*PROBLEM DESCRIPTION:* Your task is to repeat the entries word for word while leaving out the pictures.

------ RAW RECORDS

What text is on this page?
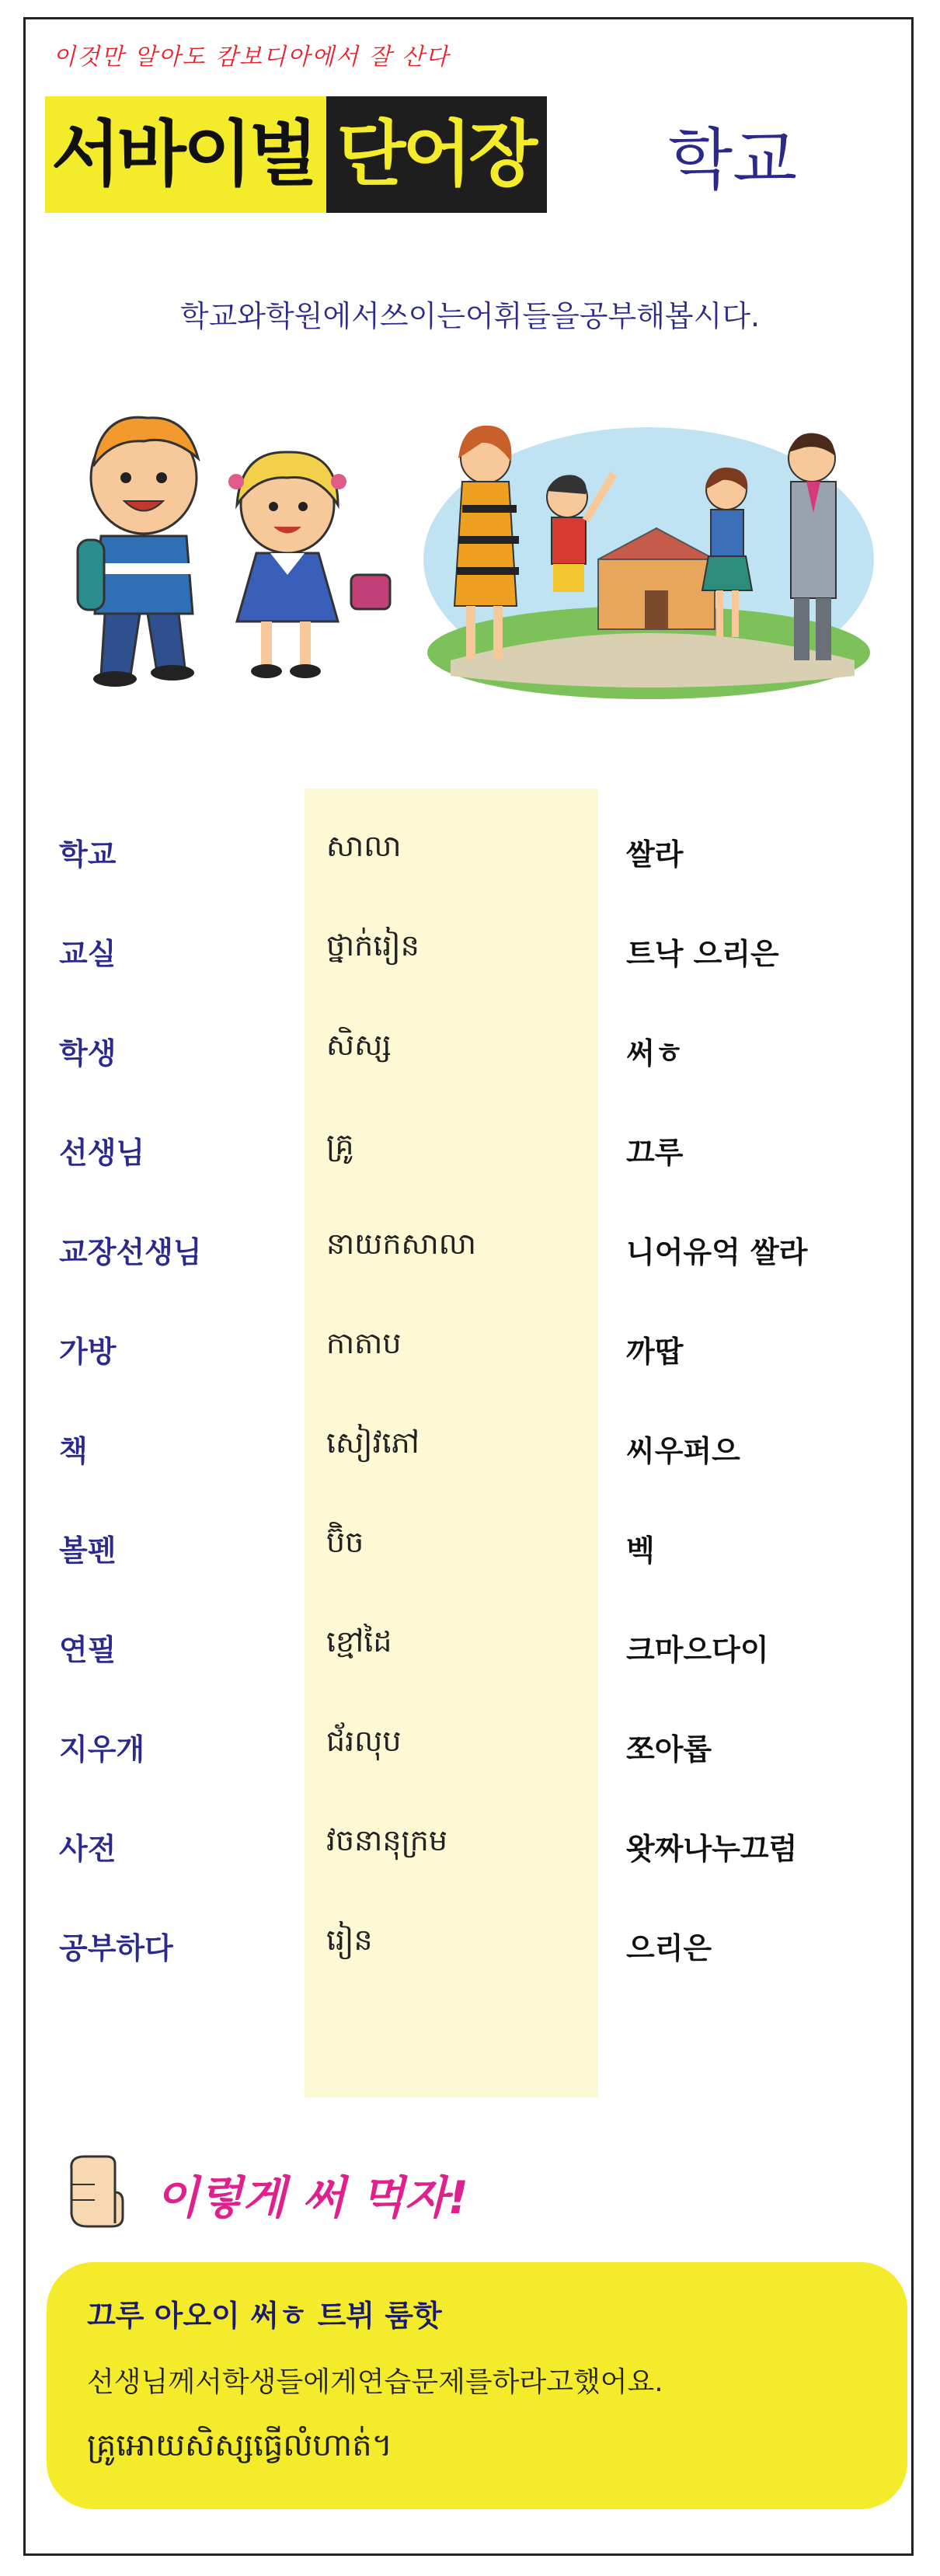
이것만 알아도 캄보디아에서 잘 산다
서바이벌 단어장 학교
학교와학원에서쓰이는어휘들을공부해봅시다.
학교	សាលា	쌀라
교실	ថ្នាក់រៀន	트낙 으리은
학생	សិស្ស	써ㅎ
선생님	គ្រូ	끄루
교장선생님	នាយកសាលា	니어유억 쌀라
가방	កាតាប	까땁
책	សៀវភៅ	씨우퍼으
볼펜	ប៊ិច	벡
연필	ខ្មៅដៃ	크마으다이
지우개	ជ័រលុប	쪼아롭
사전	វចនានុក្រម	왓짜나누끄럼
공부하다	រៀន	으리은
이렇게 써 먹자!
끄루 아오이 써ㅎ 트뷔 룸핫
선생님께서학생들에게연습문제를하라고했어요.
គ្រូអោយសិស្សធ្វើលំហាត់។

------------

*EXERCISE SOLUTION:*
What text is on this page?
이것만 알아도 캄보디아에서 잘 산다
서바이벌 단어장 학교
학교와학원에서쓰이는어휘들을공부해봅시다.
학교	សាលា	쌀라
교실	ថ្នាក់រៀន	트낙 으리은
학생	សិស្ស	써ㅎ
선생님	គ្រូ	끄루
교장선생님	នាយកសាលា	니어유억 쌀라
가방	កាតាប	까땁
책	សៀវភៅ	씨우퍼으
볼펜	ប៊ិច	벡
연필	ខ្មៅដៃ	크마으다이
지우개	ជ័រលុប	쪼아롭
사전	វចនានុក្រម	왓짜나누끄럼
공부하다	រៀន	으리은
이렇게 써 먹자!
끄루 아오이 써ㅎ 트뷔 룸핫
선생님께서학생들에게연습문제를하라고했어요.
គ្រូអោយសិស្សធ្វើលំហាត់។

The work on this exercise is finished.